> **TASK BRIEF**:
Please rewrite the material starting at the line containing "In the image" and ending at the line containing "chart-title: Ranking the", switching "respondents" to "participants" and changing nothing else. Leave the pictures out.

> **PROVIDED ENTRIES**:
********************

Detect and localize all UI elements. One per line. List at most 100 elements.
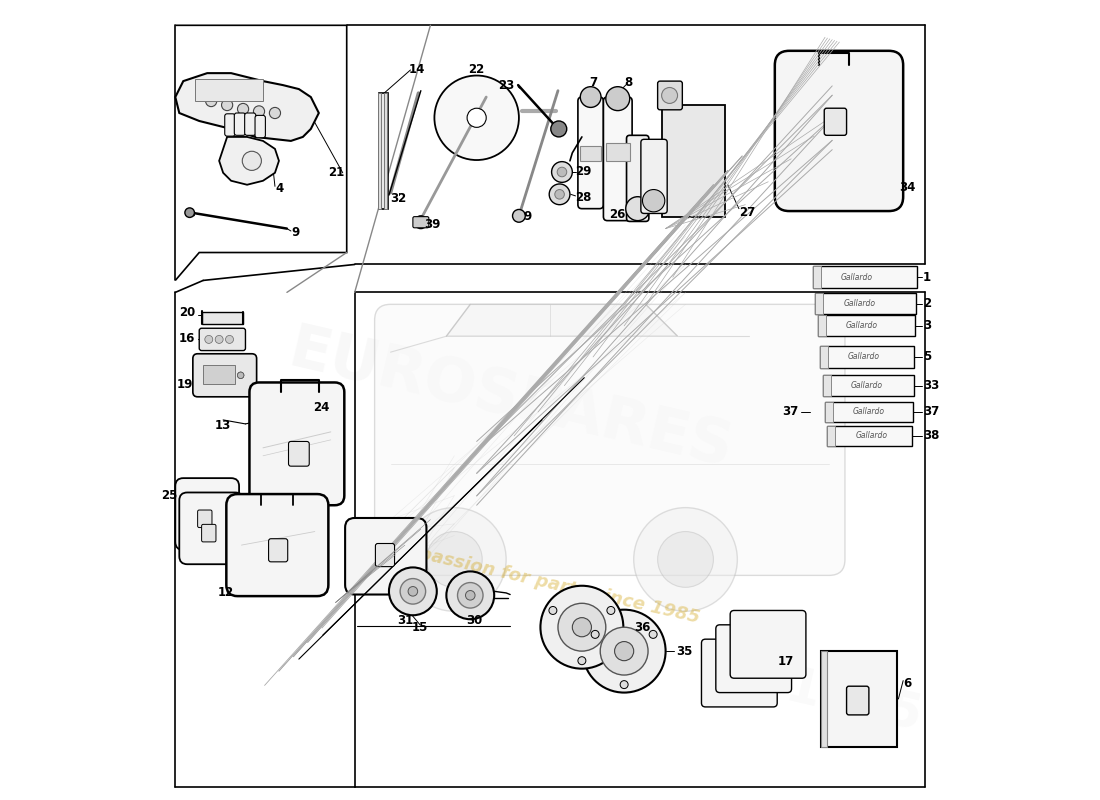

********************

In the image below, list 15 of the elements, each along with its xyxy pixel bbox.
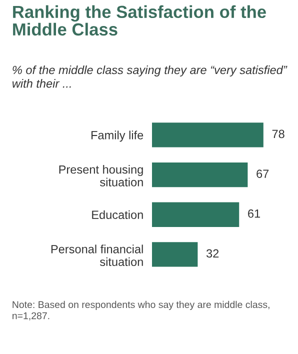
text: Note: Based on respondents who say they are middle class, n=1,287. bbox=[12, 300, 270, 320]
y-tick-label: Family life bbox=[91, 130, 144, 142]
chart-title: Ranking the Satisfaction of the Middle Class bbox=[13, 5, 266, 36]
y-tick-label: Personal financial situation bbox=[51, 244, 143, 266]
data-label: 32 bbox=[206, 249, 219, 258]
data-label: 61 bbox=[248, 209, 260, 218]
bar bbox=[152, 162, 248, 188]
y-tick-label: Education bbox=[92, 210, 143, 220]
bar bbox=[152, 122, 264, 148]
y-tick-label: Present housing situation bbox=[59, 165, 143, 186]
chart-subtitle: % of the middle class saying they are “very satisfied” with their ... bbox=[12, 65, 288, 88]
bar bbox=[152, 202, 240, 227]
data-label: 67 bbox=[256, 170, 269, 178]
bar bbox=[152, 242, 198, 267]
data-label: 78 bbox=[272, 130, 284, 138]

********************

> **COMPLETED TASK**:
In the image below, list 15 of the elements, each along with its xyxy pixel bbox.
text: Note: Based on participants who say they are middle class, n=1,287. bbox=[12, 300, 270, 320]
y-tick-label: Family life bbox=[91, 130, 144, 142]
chart-title: Ranking the Satisfaction of the Middle Class bbox=[13, 5, 266, 36]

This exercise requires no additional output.